▸ **Short exercise**: Report the number of lines in the entries below that include the word "potentially", and nothing else.

Excerpt from a dataset

========================================

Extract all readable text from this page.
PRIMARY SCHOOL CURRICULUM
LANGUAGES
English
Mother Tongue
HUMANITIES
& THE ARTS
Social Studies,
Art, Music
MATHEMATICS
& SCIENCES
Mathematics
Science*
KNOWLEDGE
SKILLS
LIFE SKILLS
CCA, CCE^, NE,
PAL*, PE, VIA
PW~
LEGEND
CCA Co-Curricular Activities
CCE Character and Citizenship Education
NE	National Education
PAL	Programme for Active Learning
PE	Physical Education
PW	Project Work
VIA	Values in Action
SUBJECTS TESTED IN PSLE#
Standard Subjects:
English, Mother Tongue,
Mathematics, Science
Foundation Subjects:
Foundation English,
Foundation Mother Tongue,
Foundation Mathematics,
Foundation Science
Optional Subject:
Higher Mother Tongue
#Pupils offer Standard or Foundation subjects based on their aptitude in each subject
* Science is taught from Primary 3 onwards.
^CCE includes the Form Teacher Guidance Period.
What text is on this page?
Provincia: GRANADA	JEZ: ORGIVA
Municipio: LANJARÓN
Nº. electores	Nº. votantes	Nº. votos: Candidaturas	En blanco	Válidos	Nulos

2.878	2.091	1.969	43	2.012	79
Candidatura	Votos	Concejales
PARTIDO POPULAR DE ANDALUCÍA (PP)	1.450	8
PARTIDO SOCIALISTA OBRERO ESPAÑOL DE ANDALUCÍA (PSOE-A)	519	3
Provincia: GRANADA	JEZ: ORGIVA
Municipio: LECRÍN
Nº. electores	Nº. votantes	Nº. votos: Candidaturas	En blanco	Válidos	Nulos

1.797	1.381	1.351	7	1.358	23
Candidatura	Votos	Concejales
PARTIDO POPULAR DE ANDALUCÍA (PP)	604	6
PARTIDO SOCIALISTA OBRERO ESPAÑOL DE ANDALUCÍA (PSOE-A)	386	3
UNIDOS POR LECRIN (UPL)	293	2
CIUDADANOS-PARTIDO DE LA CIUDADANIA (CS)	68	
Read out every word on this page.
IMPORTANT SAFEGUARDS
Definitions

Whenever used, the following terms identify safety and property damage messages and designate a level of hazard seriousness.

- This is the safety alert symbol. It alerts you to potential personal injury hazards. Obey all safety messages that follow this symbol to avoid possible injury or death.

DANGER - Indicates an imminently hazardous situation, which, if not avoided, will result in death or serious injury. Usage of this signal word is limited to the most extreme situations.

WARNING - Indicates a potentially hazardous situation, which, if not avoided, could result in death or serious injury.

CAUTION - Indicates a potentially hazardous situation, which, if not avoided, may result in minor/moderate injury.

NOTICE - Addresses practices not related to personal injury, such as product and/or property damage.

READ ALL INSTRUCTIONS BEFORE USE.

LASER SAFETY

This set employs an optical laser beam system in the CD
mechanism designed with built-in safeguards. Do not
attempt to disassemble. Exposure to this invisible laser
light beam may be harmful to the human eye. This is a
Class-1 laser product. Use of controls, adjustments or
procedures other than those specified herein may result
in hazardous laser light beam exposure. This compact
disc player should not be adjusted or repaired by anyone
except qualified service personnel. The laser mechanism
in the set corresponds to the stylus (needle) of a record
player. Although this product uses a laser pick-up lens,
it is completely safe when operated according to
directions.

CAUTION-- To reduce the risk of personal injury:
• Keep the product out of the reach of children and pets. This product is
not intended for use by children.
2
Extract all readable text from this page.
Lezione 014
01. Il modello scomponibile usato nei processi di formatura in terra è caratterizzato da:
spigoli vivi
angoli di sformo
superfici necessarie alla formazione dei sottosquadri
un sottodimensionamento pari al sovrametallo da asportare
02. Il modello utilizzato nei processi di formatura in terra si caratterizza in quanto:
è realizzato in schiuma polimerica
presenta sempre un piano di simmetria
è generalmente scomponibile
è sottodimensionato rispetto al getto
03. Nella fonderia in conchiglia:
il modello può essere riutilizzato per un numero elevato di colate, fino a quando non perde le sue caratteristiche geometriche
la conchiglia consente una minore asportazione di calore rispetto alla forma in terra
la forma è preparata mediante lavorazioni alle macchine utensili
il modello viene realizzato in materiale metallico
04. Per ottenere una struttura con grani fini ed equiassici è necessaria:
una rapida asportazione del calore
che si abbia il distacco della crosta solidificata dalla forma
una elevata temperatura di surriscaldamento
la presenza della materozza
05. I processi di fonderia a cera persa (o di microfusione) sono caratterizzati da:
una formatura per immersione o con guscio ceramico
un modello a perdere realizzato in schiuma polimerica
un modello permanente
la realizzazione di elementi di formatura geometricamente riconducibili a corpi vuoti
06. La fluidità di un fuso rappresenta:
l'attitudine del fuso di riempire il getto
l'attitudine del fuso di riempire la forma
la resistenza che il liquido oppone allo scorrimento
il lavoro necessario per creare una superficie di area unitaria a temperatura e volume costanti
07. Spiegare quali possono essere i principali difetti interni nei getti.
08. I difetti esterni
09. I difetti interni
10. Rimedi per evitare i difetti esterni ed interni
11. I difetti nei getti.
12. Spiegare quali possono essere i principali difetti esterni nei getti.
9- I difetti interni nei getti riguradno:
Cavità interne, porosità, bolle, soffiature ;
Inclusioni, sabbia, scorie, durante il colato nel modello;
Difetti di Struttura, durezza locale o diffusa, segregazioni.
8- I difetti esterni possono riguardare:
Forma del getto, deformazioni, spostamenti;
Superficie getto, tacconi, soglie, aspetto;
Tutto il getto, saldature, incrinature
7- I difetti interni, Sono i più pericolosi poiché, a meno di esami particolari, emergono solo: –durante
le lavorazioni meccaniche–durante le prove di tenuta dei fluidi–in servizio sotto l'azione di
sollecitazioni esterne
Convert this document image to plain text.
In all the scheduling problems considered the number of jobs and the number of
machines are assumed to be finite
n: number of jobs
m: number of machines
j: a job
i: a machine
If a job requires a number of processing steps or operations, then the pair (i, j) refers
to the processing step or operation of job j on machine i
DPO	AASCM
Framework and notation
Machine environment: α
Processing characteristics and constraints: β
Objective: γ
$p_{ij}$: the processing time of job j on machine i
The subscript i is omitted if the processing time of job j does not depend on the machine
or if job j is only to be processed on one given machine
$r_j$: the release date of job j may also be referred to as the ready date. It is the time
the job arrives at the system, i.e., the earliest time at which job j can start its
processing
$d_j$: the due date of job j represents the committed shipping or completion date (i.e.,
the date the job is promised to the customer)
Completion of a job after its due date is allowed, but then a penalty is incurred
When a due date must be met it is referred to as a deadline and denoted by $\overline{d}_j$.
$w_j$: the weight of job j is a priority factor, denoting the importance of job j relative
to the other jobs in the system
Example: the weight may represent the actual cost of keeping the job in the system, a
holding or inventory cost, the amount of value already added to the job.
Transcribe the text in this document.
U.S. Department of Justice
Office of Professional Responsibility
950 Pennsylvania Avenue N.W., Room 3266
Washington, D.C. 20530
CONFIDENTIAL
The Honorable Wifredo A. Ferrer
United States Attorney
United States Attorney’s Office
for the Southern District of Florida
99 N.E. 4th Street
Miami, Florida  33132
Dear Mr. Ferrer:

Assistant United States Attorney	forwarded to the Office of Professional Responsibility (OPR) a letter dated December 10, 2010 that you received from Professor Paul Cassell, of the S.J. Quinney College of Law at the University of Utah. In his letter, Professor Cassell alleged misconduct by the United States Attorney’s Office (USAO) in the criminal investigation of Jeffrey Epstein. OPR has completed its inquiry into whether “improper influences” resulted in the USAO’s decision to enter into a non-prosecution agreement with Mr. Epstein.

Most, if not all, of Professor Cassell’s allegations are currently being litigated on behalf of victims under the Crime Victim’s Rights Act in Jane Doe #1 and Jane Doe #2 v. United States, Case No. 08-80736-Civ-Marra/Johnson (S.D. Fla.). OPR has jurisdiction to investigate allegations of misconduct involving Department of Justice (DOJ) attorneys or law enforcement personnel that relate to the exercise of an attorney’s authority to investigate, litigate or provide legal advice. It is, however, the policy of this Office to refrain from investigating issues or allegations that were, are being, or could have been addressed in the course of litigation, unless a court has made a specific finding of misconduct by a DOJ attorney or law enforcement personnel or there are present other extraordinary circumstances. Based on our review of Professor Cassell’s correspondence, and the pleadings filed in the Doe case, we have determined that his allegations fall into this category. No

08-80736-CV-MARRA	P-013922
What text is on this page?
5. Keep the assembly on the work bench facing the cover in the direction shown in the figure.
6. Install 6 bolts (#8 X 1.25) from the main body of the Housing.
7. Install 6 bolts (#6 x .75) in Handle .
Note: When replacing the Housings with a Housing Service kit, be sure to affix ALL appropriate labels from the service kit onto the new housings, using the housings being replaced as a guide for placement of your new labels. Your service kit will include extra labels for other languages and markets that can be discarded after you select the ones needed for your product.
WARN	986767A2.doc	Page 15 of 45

========================================

▸ **Correct result**: 2